Dataset rows —

◇ ◇ ◇ ◇

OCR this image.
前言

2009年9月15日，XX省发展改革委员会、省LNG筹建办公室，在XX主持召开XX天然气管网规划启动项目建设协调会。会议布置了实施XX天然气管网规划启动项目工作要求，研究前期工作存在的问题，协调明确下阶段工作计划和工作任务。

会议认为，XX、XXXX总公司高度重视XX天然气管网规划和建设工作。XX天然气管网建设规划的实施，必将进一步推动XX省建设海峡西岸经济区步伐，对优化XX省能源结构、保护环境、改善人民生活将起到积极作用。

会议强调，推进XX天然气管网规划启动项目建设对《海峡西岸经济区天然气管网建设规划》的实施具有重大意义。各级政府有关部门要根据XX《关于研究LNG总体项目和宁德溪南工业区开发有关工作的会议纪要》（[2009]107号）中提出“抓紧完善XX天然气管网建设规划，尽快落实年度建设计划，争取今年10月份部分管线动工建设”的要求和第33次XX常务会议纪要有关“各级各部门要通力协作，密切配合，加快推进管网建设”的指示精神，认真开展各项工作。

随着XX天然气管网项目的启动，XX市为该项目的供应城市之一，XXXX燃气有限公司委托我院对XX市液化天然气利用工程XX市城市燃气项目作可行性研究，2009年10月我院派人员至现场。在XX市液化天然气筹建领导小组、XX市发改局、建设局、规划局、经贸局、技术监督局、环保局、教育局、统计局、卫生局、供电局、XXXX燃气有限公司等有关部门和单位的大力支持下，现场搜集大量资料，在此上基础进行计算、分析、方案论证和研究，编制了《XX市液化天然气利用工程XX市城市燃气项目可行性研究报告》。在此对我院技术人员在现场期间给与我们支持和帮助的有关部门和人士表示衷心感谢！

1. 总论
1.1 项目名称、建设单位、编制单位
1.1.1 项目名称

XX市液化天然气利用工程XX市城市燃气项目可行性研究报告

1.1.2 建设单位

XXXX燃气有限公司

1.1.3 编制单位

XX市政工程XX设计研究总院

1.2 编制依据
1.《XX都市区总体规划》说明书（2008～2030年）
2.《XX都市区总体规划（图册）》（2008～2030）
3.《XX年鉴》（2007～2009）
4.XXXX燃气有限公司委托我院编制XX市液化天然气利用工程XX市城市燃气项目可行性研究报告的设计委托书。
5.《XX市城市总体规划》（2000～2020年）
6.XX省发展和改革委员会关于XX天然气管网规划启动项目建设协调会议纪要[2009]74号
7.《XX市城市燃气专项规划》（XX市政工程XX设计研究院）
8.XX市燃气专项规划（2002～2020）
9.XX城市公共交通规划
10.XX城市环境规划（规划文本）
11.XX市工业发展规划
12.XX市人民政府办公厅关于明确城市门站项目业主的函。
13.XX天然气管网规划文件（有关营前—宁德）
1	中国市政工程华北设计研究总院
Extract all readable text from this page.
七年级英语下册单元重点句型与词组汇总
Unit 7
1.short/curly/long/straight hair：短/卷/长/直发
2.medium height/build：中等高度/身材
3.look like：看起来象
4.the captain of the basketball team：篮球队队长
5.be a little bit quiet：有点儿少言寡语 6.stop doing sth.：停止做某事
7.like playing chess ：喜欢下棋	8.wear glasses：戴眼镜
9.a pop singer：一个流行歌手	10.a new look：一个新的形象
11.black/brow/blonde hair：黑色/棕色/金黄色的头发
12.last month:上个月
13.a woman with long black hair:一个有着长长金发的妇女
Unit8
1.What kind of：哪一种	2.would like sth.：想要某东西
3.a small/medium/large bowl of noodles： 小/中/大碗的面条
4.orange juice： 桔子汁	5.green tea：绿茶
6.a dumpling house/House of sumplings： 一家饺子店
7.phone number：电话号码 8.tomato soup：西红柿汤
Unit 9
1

◇ ◇ ◇ ◇

What you will do — Where a line of the data holds "medium", show that line.

Exercise response —
2.medium height/build：中等高度/身材
3.a small/medium/large bowl of noodles： 小/中/大碗的面条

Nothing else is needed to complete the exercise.